** What is being asked **
Return each line containing "Casualties".

** Record list **
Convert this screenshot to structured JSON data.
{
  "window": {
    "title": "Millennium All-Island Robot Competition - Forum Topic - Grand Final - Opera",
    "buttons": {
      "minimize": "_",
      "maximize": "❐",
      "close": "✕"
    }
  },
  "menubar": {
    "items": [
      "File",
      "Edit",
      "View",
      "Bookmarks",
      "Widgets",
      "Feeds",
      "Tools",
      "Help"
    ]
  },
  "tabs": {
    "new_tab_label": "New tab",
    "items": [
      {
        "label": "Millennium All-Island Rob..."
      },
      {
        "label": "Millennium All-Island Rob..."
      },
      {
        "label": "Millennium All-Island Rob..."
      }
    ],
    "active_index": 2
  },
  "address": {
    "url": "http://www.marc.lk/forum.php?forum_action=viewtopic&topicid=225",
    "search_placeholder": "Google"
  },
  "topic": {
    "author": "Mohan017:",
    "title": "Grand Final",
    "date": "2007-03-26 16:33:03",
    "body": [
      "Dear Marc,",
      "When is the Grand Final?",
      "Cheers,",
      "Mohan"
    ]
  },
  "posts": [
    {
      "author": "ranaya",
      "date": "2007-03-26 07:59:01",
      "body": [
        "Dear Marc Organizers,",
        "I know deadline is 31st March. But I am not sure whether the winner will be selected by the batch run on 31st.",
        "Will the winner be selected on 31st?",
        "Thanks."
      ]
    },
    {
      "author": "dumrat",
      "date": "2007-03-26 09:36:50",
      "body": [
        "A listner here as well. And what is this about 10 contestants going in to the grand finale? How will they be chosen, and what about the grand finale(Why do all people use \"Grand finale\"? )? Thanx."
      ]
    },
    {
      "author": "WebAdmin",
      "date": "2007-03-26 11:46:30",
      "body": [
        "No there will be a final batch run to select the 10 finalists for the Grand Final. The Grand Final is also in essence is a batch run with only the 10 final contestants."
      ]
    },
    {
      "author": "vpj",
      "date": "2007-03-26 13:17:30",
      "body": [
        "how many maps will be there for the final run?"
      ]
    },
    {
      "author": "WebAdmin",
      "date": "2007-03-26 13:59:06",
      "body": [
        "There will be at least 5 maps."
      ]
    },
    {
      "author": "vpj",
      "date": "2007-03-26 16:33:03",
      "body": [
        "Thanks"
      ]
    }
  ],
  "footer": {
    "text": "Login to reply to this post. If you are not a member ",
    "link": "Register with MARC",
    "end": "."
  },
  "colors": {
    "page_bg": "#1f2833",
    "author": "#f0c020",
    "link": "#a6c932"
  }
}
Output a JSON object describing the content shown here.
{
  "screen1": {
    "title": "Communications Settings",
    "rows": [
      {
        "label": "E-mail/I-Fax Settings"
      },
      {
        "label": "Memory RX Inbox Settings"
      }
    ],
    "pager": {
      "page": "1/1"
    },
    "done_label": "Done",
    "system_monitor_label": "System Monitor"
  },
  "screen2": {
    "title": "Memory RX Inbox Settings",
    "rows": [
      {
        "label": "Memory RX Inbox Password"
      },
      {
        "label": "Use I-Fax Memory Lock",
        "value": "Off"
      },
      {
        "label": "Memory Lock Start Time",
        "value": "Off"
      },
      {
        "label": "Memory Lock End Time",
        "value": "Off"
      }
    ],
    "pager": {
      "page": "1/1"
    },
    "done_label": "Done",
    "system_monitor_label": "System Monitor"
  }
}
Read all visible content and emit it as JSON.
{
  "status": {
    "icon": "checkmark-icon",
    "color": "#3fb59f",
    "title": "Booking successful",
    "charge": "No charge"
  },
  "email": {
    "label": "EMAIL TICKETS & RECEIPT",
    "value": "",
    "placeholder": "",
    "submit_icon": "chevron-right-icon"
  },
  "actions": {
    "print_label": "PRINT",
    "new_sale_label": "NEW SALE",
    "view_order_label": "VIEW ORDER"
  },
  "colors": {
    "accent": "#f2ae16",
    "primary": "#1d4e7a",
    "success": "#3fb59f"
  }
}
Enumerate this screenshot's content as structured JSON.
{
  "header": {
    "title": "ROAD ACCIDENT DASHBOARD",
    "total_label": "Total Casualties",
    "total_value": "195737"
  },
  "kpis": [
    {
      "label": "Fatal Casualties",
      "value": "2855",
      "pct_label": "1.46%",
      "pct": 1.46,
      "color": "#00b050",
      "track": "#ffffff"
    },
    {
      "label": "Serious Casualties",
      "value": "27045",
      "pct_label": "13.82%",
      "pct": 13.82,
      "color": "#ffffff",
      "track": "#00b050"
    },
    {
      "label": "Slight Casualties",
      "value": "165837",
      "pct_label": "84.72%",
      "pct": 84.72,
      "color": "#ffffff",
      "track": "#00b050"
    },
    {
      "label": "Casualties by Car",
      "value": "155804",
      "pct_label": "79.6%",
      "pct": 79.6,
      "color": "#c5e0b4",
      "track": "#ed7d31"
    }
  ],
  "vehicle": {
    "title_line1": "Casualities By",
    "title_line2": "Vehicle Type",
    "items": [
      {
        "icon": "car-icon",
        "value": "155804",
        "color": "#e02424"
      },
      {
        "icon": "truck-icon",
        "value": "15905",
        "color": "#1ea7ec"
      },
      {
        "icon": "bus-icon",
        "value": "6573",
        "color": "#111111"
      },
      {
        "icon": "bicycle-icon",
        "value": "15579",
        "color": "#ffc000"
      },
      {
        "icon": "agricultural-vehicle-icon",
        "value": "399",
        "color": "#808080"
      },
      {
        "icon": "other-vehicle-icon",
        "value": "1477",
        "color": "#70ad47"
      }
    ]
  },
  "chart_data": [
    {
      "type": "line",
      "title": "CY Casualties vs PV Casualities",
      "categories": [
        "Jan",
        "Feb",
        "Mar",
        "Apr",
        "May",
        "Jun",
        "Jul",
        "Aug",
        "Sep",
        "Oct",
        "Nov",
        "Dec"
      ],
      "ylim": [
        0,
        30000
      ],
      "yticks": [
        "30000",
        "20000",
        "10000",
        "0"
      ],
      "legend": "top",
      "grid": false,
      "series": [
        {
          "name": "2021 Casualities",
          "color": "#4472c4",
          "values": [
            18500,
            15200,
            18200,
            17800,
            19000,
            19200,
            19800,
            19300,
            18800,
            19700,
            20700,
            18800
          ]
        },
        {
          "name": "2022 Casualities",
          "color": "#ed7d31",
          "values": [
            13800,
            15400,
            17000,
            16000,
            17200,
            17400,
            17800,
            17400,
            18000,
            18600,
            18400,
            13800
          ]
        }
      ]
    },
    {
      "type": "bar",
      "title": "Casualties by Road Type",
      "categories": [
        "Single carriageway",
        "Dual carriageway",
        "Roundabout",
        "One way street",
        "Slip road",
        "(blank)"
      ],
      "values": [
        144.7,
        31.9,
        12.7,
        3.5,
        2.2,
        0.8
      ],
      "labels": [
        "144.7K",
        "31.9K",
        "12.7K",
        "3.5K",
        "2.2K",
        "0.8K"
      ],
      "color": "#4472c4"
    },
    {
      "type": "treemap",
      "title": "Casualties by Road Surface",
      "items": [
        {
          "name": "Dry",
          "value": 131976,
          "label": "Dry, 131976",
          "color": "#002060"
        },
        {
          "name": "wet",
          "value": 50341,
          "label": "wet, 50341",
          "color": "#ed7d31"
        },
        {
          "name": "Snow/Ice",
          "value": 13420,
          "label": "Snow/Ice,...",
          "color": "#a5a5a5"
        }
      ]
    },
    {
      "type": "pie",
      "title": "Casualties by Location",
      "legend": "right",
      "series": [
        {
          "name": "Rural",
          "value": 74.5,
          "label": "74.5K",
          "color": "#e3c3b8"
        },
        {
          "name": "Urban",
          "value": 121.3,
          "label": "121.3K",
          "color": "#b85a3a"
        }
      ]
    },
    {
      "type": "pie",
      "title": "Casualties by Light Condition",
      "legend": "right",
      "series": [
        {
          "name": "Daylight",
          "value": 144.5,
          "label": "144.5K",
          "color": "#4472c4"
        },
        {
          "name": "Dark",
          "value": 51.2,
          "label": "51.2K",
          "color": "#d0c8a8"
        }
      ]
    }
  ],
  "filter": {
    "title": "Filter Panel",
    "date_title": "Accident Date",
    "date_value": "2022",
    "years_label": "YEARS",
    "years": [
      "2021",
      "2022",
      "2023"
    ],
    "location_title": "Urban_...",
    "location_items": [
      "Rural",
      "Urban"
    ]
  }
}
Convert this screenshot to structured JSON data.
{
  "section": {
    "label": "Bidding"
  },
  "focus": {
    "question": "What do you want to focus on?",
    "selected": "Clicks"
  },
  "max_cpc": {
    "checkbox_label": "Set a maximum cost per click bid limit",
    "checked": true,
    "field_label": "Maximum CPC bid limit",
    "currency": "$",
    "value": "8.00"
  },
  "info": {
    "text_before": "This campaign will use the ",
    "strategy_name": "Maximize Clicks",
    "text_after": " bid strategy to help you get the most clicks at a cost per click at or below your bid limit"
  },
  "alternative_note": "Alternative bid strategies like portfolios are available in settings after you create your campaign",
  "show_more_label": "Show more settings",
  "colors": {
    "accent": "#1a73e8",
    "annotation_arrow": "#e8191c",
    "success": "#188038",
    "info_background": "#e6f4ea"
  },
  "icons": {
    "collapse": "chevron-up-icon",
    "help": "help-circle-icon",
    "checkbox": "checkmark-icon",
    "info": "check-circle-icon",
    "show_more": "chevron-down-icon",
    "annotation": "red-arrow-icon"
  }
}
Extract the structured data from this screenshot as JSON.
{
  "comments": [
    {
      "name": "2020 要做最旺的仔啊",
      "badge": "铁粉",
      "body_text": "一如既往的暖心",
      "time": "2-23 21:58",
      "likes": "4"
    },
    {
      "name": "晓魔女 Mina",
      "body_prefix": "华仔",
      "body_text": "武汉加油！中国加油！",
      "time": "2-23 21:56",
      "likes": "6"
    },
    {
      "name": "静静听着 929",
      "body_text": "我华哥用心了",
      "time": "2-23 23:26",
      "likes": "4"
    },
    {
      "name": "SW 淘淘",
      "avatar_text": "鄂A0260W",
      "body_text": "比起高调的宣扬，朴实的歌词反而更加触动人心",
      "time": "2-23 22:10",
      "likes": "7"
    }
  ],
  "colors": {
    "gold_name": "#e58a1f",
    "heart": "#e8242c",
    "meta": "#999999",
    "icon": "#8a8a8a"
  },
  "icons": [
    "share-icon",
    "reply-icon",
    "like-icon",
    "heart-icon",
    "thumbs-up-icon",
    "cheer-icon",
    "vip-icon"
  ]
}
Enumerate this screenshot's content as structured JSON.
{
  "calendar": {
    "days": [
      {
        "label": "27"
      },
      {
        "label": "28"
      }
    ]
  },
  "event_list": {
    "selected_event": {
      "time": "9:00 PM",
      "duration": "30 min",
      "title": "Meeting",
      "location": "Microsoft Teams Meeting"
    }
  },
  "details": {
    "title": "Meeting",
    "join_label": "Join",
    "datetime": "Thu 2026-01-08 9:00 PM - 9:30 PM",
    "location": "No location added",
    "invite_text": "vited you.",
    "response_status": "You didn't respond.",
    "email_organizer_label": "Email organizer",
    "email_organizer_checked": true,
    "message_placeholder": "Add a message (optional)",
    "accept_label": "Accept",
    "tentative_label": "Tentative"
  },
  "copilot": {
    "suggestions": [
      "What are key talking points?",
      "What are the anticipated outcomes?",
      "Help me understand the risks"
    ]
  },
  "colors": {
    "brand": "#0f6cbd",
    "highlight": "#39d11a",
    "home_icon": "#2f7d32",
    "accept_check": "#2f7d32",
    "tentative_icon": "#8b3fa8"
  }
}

** Full solution **
    "total_label": "Total Casualties",
      "label": "Fatal Casualties",
      "label": "Serious Casualties",
      "label": "Slight Casualties",
      "label": "Casualties by Car",
      "title": "CY Casualties vs PV Casualities",
      "title": "Casualties by Road Type",
      "title": "Casualties by Road Surface",
      "title": "Casualties by Location",
      "title": "Casualties by Light Condition",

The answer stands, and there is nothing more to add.